◆ WHAT IS BEING ASKED: Quote these lines exactly: the one that holds "Convert this screenshot" and every line after it to the end of the material below. Skip pictures.

◆ RECORDS SUPPLIED:
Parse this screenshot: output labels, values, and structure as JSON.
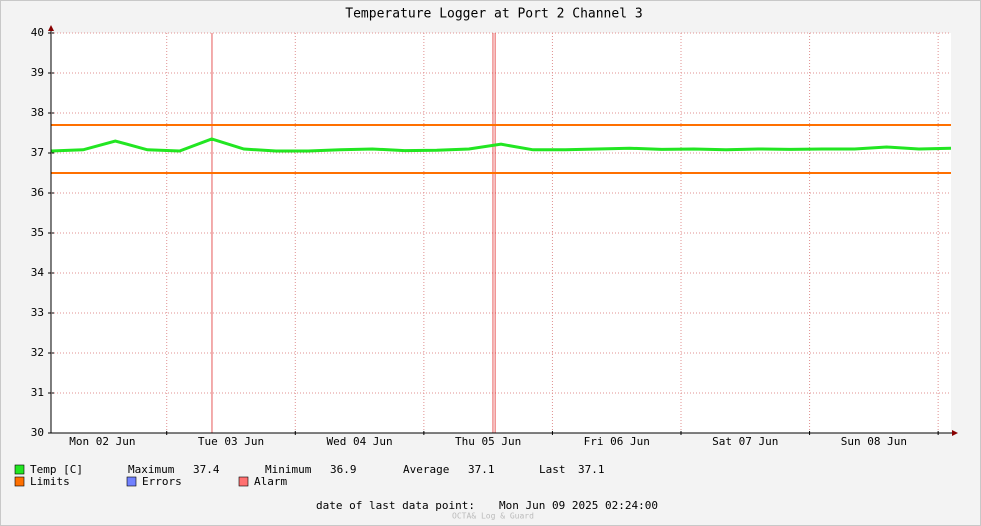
{
  "chart_data": {
    "type": "line",
    "title": "Temperature Logger at Port 2 Channel 3",
    "x": [
      "2025-06-02T02:24",
      "2025-06-02T08:24",
      "2025-06-02T14:24",
      "2025-06-02T20:24",
      "2025-06-03T02:24",
      "2025-06-03T08:24",
      "2025-06-03T14:24",
      "2025-06-03T20:24",
      "2025-06-04T02:24",
      "2025-06-04T08:24",
      "2025-06-04T14:24",
      "2025-06-04T20:24",
      "2025-06-05T02:24",
      "2025-06-05T08:24",
      "2025-06-05T14:24",
      "2025-06-05T20:24",
      "2025-06-06T02:24",
      "2025-06-06T08:24",
      "2025-06-06T14:24",
      "2025-06-06T20:24",
      "2025-06-07T02:24",
      "2025-06-07T08:24",
      "2025-06-07T14:24",
      "2025-06-07T20:24",
      "2025-06-08T02:24",
      "2025-06-08T08:24",
      "2025-06-08T14:24",
      "2025-06-08T20:24",
      "2025-06-09T02:24"
    ],
    "series": [
      {
        "name": "Temp [C]",
        "color": "#22e622",
        "values": [
          37.05,
          37.08,
          37.3,
          37.08,
          37.05,
          37.35,
          37.1,
          37.05,
          37.05,
          37.08,
          37.1,
          37.06,
          37.07,
          37.1,
          37.22,
          37.08,
          37.08,
          37.1,
          37.12,
          37.09,
          37.1,
          37.08,
          37.1,
          37.09,
          37.1,
          37.1,
          37.15,
          37.1,
          37.12
        ]
      }
    ],
    "limits": {
      "name": "Limits",
      "color": "#ff7000",
      "values": [
        36.5,
        37.7
      ]
    },
    "errors": {
      "name": "Errors",
      "color": "#7080ff"
    },
    "alarm": {
      "name": "Alarm",
      "color": "#ff7070",
      "x": [
        "2025-06-03T08:27",
        "2025-06-05T12:54",
        "2025-06-05T13:18"
      ]
    },
    "stats": [
      {
        "label": "Maximum",
        "value": 37.4
      },
      {
        "label": "Minimum",
        "value": 36.9
      },
      {
        "label": "Average",
        "value": 37.1
      },
      {
        "label": "Last",
        "value": 37.1
      }
    ],
    "xlim": [
      "2025-06-02T02:24",
      "2025-06-09T02:24"
    ],
    "xticks": [
      {
        "value": "2025-06-02T12:00",
        "label": "Mon 02 Jun"
      },
      {
        "value": "2025-06-03T12:00",
        "label": "Tue 03 Jun"
      },
      {
        "value": "2025-06-04T12:00",
        "label": "Wed 04 Jun"
      },
      {
        "value": "2025-06-05T12:00",
        "label": "Thu 05 Jun"
      },
      {
        "value": "2025-06-06T12:00",
        "label": "Fri 06 Jun"
      },
      {
        "value": "2025-06-07T12:00",
        "label": "Sat 07 Jun"
      },
      {
        "value": "2025-06-08T12:00",
        "label": "Sun 08 Jun"
      }
    ],
    "xgrid": [
      "2025-06-03T00:00",
      "2025-06-04T00:00",
      "2025-06-05T00:00",
      "2025-06-06T00:00",
      "2025-06-07T00:00",
      "2025-06-08T00:00",
      "2025-06-09T00:00"
    ],
    "ylim": [
      30,
      40
    ],
    "yticks": [
      30,
      31,
      32,
      33,
      34,
      35,
      36,
      37,
      38,
      39,
      40
    ],
    "grid": true,
    "footer": {
      "label": "date of last data point:",
      "value": "Mon Jun 09 2025 02:24:00"
    },
    "watermark": "OCTA& Log & Guard"
  }
}
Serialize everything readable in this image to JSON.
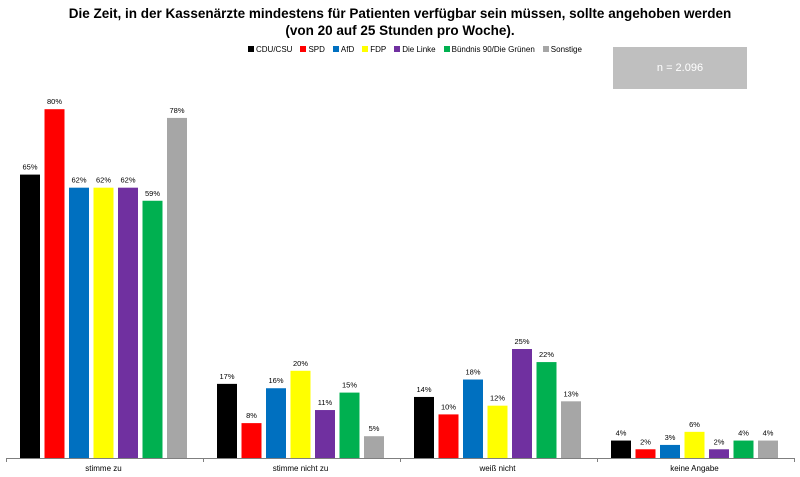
{
  "chart_data": {
    "type": "bar",
    "title_line1": "Die Zeit, in der Kassenärzte mindestens für Patienten verfügbar sein müssen, sollte angehoben werden",
    "title_line2": "(von 20 auf 25 Stunden pro Woche).",
    "sample_note": "n = 2.096",
    "categories": [
      "stimme zu",
      "stimme nicht zu",
      "weiß nicht",
      "keine Angabe"
    ],
    "ylim": [
      0,
      100
    ],
    "grid": false,
    "legend_position": "top",
    "series": [
      {
        "name": "CDU/CSU",
        "color": "#000000",
        "values": [
          65,
          17,
          14,
          4
        ]
      },
      {
        "name": "SPD",
        "color": "#ff0000",
        "values": [
          80,
          8,
          10,
          2
        ]
      },
      {
        "name": "AfD",
        "color": "#0070c0",
        "values": [
          62,
          16,
          18,
          3
        ]
      },
      {
        "name": "FDP",
        "color": "#ffff00",
        "values": [
          62,
          20,
          12,
          6
        ]
      },
      {
        "name": "Die Linke",
        "color": "#7030a0",
        "values": [
          62,
          11,
          25,
          2
        ]
      },
      {
        "name": "Bündnis 90/Die Grünen",
        "color": "#00b050",
        "values": [
          59,
          15,
          22,
          4
        ]
      },
      {
        "name": "Sonstige",
        "color": "#a6a6a6",
        "values": [
          78,
          5,
          13,
          4
        ]
      }
    ]
  }
}
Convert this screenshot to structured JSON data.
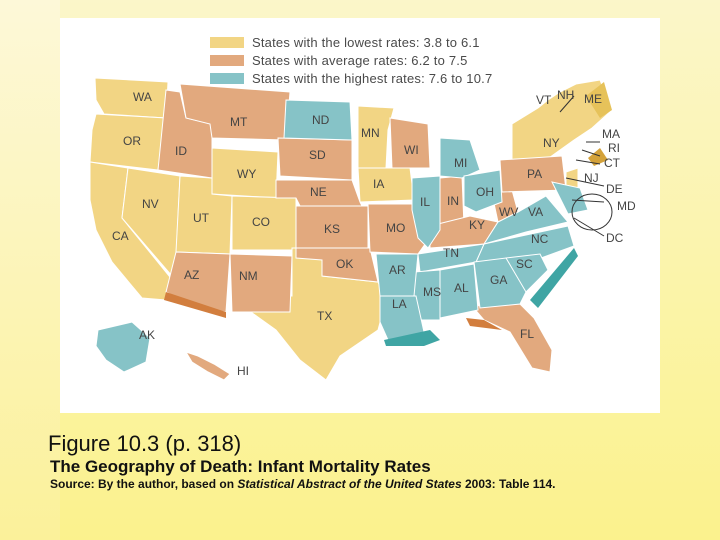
{
  "legend": [
    {
      "label": "States with the lowest rates: 3.8 to 6.1",
      "color": "#f2d584"
    },
    {
      "label": "States with average rates: 6.2 to 7.5",
      "color": "#e2a97e"
    },
    {
      "label": "States with the highest rates: 7.6 to 10.7",
      "color": "#86c3c7"
    }
  ],
  "states": {
    "WA": "WA",
    "OR": "OR",
    "CA": "CA",
    "NV": "NV",
    "ID": "ID",
    "MT": "MT",
    "WY": "WY",
    "UT": "UT",
    "CO": "CO",
    "AZ": "AZ",
    "NM": "NM",
    "ND": "ND",
    "SD": "SD",
    "NE": "NE",
    "KS": "KS",
    "OK": "OK",
    "TX": "TX",
    "MN": "MN",
    "IA": "IA",
    "MO": "MO",
    "AR": "AR",
    "LA": "LA",
    "WI": "WI",
    "IL": "IL",
    "MI": "MI",
    "IN": "IN",
    "OH": "OH",
    "KY": "KY",
    "TN": "TN",
    "MS": "MS",
    "AL": "AL",
    "GA": "GA",
    "FL": "FL",
    "SC": "SC",
    "NC": "NC",
    "VA": "VA",
    "WV": "WV",
    "PA": "PA",
    "NY": "NY",
    "VT": "VT",
    "NH": "NH",
    "ME": "ME",
    "MA": "MA",
    "RI": "RI",
    "CT": "CT",
    "NJ": "NJ",
    "DE": "DE",
    "MD": "MD",
    "DC": "DC",
    "AK": "AK",
    "HI": "HI"
  },
  "caption": {
    "title": "Figure 10.3  (p. 318)",
    "subtitle": "The Geography of Death: Infant Mortality Rates",
    "source_prefix": "Source: By the author, based on ",
    "source_italic": "Statistical Abstract of the United States",
    "source_suffix": " 2003: Table 114."
  }
}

◆ RESPONSE TO THE EXERCISE:
Convert this screenshot to structured JSON data.
{
  "legend": [
    {
      "label": "States with the lowest rates: 3.8 to 6.1",
      "color": "#f2d584"
    },
    {
      "label": "States with average rates: 6.2 to 7.5",
      "color": "#e2a97e"
    },
    {
      "label": "States with the highest rates: 7.6 to 10.7",
      "color": "#86c3c7"
    }
  ],
  "states": {
    "WA": "WA",
    "OR": "OR",
    "CA": "CA",
    "NV": "NV",
    "ID": "ID",
    "MT": "MT",
    "WY": "WY",
    "UT": "UT",
    "CO": "CO",
    "AZ": "AZ",
    "NM": "NM",
    "ND": "ND",
    "SD": "SD",
    "NE": "NE",
    "KS": "KS",
    "OK": "OK",
    "TX": "TX",
    "MN": "MN",
    "IA": "IA",
    "MO": "MO",
    "AR": "AR",
    "LA": "LA",
    "WI": "WI",
    "IL": "IL",
    "MI": "MI",
    "IN": "IN",
    "OH": "OH",
    "KY": "KY",
    "TN": "TN",
    "MS": "MS",
    "AL": "AL",
    "GA": "GA",
    "FL": "FL",
    "SC": "SC",
    "NC": "NC",
    "VA": "VA",
    "WV": "WV",
    "PA": "PA",
    "NY": "NY",
    "VT": "VT",
    "NH": "NH",
    "ME": "ME",
    "MA": "MA",
    "RI": "RI",
    "CT": "CT",
    "NJ": "NJ",
    "DE": "DE",
    "MD": "MD",
    "DC": "DC",
    "AK": "AK",
    "HI": "HI"
  },
  "caption": {
    "title": "Figure 10.3  (p. 318)",
    "subtitle": "The Geography of Death: Infant Mortality Rates",
    "source_prefix": "Source: By the author, based on ",
    "source_italic": "Statistical Abstract of the United States",
    "source_suffix": " 2003: Table 114."
  }
}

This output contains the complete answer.